Show all lines from the data that include the word "Fluent".

Extracted data entries
------------------------------------
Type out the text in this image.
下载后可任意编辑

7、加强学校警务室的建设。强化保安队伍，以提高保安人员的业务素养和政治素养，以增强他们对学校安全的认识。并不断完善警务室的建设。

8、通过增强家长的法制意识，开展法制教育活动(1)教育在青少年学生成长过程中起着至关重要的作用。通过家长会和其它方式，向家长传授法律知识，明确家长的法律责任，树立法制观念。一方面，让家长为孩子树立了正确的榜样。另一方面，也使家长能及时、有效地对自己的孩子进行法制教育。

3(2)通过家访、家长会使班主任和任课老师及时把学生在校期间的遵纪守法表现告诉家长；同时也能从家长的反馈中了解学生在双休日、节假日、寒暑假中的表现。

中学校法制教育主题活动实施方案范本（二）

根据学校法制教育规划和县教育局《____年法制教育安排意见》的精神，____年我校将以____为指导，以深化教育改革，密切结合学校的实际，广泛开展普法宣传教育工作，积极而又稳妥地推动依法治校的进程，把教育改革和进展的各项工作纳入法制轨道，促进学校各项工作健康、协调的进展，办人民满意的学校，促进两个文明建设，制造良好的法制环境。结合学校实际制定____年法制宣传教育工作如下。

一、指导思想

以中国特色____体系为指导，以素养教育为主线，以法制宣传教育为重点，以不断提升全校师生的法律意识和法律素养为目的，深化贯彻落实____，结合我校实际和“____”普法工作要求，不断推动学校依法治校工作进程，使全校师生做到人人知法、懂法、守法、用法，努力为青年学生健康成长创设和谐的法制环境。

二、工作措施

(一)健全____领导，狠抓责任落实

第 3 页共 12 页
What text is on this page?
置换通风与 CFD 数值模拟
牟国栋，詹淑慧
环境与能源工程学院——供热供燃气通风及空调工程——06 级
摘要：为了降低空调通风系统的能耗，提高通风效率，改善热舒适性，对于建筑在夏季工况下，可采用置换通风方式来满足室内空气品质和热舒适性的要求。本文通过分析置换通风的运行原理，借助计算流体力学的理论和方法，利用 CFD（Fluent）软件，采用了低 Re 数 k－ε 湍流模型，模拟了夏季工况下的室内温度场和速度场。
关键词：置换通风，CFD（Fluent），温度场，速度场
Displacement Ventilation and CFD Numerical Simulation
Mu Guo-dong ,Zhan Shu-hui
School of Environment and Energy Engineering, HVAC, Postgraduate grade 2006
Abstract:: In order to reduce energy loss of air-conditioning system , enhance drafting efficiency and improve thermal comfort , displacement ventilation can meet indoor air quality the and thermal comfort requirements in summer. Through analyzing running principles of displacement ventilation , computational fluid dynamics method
------------------------------------
### Task solution
摘要：为了降低空调通风系统的能耗，提高通风效率，改善热舒适性，对于建筑在夏季工况下，可采用置换通风方式来满足室内空气品质和热舒适性的要求。本文通过分析置换通风的运行原理，借助计算流体力学的理论和方法，利用 CFD（Fluent）软件，采用了低 Re 数 k－ε 湍流模型，模拟了夏季工况下的室内温度场和速度场。
关键词：置换通风，CFD（Fluent），温度场，速度场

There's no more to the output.